**Work to be completed**.
Without the pictures, set down the records below word for word.

**Dataset content**.
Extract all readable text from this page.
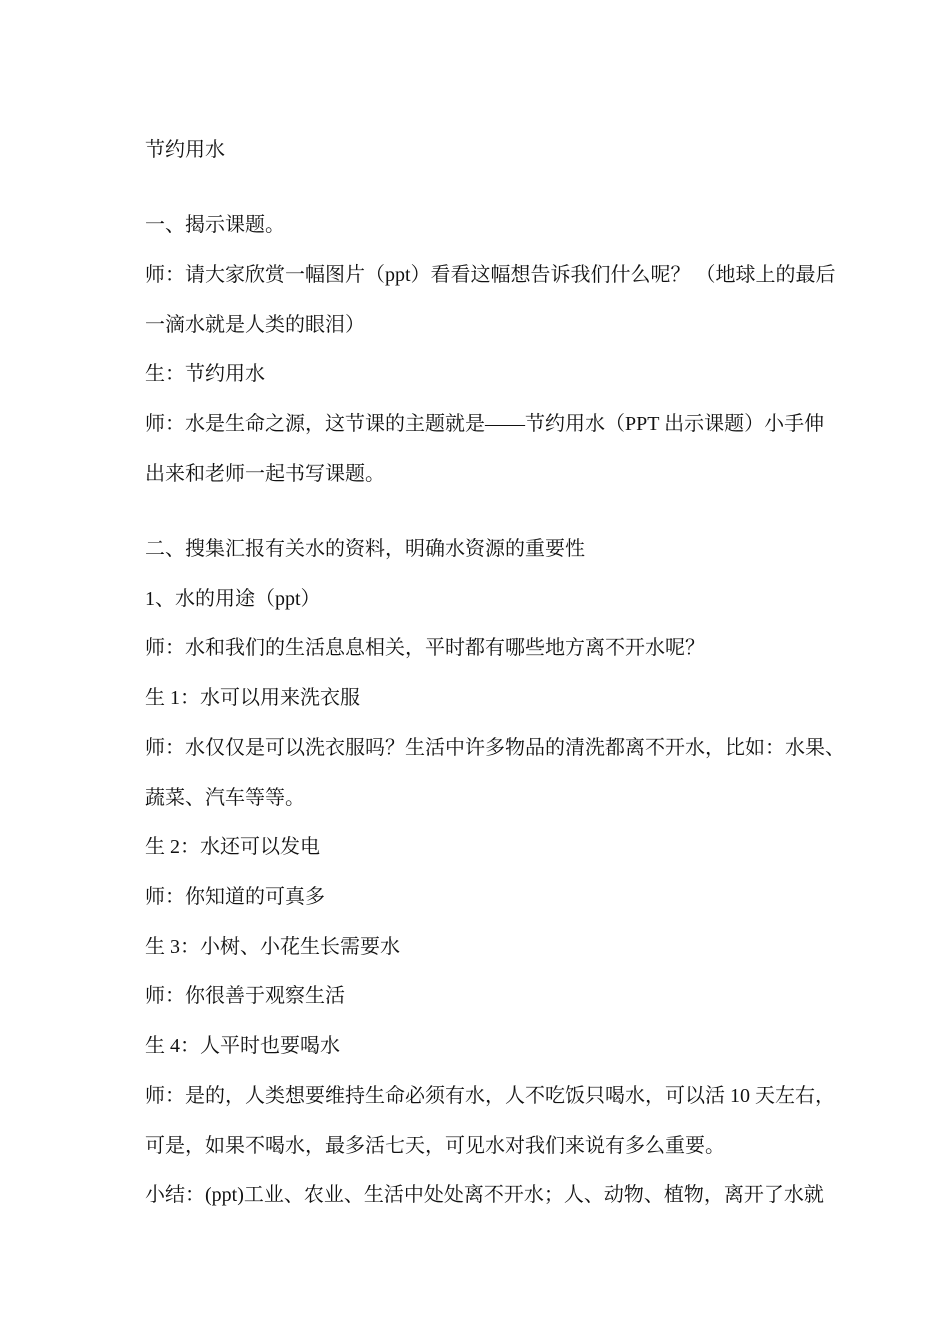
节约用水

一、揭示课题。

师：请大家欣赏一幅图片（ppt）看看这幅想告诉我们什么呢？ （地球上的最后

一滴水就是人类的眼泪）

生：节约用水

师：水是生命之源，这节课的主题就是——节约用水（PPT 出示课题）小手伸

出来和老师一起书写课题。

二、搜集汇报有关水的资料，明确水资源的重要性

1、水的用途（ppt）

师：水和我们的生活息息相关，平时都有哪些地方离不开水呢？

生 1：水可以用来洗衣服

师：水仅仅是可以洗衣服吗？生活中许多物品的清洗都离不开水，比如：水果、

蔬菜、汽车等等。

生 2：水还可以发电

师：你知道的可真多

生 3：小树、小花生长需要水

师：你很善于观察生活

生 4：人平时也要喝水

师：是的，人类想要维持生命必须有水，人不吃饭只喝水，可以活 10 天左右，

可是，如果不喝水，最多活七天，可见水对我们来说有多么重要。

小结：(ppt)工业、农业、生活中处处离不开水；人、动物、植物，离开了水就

**Task response**.
Extract all readable text from this page.
节约用水

一、揭示课题。

师：请大家欣赏一幅图片（ppt）看看这幅想告诉我们什么呢？ （地球上的最后

一滴水就是人类的眼泪）

生：节约用水

师：水是生命之源，这节课的主题就是——节约用水（PPT 出示课题）小手伸

出来和老师一起书写课题。

二、搜集汇报有关水的资料，明确水资源的重要性

1、水的用途（ppt）

师：水和我们的生活息息相关，平时都有哪些地方离不开水呢？

生 1：水可以用来洗衣服

师：水仅仅是可以洗衣服吗？生活中许多物品的清洗都离不开水，比如：水果、

蔬菜、汽车等等。

生 2：水还可以发电

师：你知道的可真多

生 3：小树、小花生长需要水

师：你很善于观察生活

生 4：人平时也要喝水

师：是的，人类想要维持生命必须有水，人不吃饭只喝水，可以活 10 天左右，

可是，如果不喝水，最多活七天，可见水对我们来说有多么重要。

小结：(ppt)工业、农业、生活中处处离不开水；人、动物、植物，离开了水就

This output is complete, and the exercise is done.